__Written exercise__
Without the images, write out the whole listing exactly.

__Information supplied__

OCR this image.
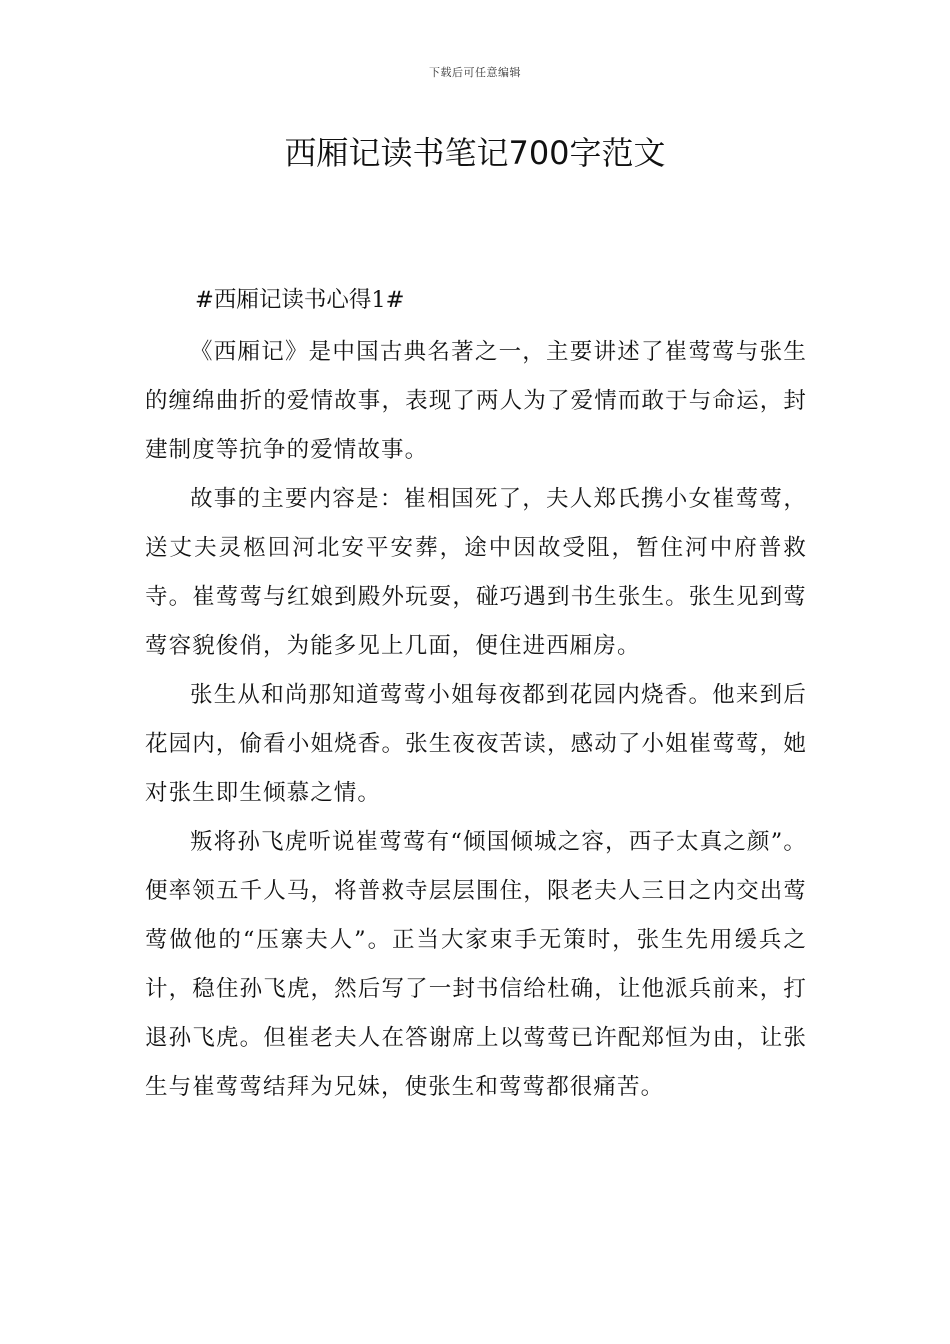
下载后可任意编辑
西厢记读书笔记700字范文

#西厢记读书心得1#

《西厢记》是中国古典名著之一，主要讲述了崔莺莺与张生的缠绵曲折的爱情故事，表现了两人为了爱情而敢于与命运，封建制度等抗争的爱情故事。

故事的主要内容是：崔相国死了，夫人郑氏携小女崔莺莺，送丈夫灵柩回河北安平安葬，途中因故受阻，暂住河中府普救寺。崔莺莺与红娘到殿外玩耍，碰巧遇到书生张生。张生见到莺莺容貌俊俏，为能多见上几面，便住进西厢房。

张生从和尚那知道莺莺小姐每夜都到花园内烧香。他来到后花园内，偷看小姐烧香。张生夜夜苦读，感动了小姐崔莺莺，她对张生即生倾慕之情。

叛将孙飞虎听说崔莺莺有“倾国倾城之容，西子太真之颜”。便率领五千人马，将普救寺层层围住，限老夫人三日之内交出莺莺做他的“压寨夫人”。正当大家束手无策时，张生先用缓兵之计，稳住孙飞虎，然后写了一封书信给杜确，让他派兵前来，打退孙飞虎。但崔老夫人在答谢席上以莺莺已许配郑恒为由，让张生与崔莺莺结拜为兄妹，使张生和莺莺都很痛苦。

__Solved exercise__
OCR this image.
下载后可任意编辑
西厢记读书笔记700字范文

#西厢记读书心得1#

《西厢记》是中国古典名著之一，主要讲述了崔莺莺与张生的缠绵曲折的爱情故事，表现了两人为了爱情而敢于与命运，封建制度等抗争的爱情故事。

故事的主要内容是：崔相国死了，夫人郑氏携小女崔莺莺，送丈夫灵柩回河北安平安葬，途中因故受阻，暂住河中府普救寺。崔莺莺与红娘到殿外玩耍，碰巧遇到书生张生。张生见到莺莺容貌俊俏，为能多见上几面，便住进西厢房。

张生从和尚那知道莺莺小姐每夜都到花园内烧香。他来到后花园内，偷看小姐烧香。张生夜夜苦读，感动了小姐崔莺莺，她对张生即生倾慕之情。

叛将孙飞虎听说崔莺莺有“倾国倾城之容，西子太真之颜”。便率领五千人马，将普救寺层层围住，限老夫人三日之内交出莺莺做他的“压寨夫人”。正当大家束手无策时，张生先用缓兵之计，稳住孙飞虎，然后写了一封书信给杜确，让他派兵前来，打退孙飞虎。但崔老夫人在答谢席上以莺莺已许配郑恒为由，让张生与崔莺莺结拜为兄妹，使张生和莺莺都很痛苦。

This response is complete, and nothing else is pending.